Description of the task:
Below are the records; pull every line that includes "عارض".

Data excerpts
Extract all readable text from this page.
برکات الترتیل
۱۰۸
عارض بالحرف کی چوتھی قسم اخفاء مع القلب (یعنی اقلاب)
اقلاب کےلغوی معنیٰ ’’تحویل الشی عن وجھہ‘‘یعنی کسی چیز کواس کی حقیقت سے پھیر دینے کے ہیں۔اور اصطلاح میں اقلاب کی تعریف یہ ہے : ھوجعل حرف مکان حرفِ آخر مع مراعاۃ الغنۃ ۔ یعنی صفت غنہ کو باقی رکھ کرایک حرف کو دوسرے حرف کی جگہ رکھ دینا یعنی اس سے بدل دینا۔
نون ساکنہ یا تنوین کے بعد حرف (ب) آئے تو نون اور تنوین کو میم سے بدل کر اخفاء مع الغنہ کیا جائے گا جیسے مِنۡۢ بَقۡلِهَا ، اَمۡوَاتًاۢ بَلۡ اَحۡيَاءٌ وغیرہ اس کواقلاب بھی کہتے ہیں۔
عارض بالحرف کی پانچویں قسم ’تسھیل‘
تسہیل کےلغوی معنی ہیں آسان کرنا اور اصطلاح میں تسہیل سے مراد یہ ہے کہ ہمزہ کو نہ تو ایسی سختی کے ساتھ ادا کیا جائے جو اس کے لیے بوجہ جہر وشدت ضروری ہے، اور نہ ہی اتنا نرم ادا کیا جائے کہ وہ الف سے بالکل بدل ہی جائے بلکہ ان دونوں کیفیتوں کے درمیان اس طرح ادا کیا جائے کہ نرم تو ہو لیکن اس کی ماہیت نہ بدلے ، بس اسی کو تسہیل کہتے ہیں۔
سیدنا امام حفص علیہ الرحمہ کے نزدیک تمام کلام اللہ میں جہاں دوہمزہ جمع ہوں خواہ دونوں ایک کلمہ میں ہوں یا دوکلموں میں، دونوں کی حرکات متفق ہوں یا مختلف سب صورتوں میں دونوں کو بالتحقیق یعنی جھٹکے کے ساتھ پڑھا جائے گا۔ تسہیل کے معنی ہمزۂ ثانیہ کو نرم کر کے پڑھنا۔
==
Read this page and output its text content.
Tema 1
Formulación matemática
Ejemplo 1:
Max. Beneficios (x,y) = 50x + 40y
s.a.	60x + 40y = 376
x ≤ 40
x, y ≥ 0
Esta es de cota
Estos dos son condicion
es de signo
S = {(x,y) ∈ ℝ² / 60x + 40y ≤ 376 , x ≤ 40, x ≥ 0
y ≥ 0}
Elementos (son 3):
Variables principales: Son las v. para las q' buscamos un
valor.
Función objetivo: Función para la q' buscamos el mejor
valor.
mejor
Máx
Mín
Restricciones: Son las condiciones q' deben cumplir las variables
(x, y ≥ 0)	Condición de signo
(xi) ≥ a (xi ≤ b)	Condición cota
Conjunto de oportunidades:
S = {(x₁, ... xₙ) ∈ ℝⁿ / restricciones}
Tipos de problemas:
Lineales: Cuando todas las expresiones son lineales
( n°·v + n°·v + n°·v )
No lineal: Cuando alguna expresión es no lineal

Answer below:
عارض بالحرف کی چوتھی قسم اخفاء مع القلب (یعنی اقلاب)
عارض بالحرف کی پانچویں قسم ’تسھیل‘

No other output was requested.